-- Source records start --
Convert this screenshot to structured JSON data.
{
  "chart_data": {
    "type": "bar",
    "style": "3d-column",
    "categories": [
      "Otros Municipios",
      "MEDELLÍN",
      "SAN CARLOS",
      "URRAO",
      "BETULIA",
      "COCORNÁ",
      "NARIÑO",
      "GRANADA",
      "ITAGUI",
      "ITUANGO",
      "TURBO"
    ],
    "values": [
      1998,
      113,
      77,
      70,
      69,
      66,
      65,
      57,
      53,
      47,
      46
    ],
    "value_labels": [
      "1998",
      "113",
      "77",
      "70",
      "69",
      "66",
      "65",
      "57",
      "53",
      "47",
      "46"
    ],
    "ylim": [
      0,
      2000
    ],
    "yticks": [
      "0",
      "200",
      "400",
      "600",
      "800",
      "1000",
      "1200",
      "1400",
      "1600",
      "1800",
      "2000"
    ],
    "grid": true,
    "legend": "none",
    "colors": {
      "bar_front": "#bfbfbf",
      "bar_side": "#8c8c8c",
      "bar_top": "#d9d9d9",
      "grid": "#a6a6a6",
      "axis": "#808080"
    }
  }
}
-- Source records end --
- Task instructions:
Copy each entry exactly, with nothing added or dropped.

- Problem solution:
Convert this screenshot to structured JSON data.
{
  "chart_data": {
    "type": "bar",
    "style": "3d-column",
    "categories": [
      "Otros Municipios",
      "MEDELLÍN",
      "SAN CARLOS",
      "URRAO",
      "BETULIA",
      "COCORNÁ",
      "NARIÑO",
      "GRANADA",
      "ITAGUI",
      "ITUANGO",
      "TURBO"
    ],
    "values": [
      1998,
      113,
      77,
      70,
      69,
      66,
      65,
      57,
      53,
      47,
      46
    ],
    "value_labels": [
      "1998",
      "113",
      "77",
      "70",
      "69",
      "66",
      "65",
      "57",
      "53",
      "47",
      "46"
    ],
    "ylim": [
      0,
      2000
    ],
    "yticks": [
      "0",
      "200",
      "400",
      "600",
      "800",
      "1000",
      "1200",
      "1400",
      "1600",
      "1800",
      "2000"
    ],
    "grid": true,
    "legend": "none",
    "colors": {
      "bar_front": "#bfbfbf",
      "bar_side": "#8c8c8c",
      "bar_top": "#d9d9d9",
      "grid": "#a6a6a6",
      "axis": "#808080"
    }
  }
}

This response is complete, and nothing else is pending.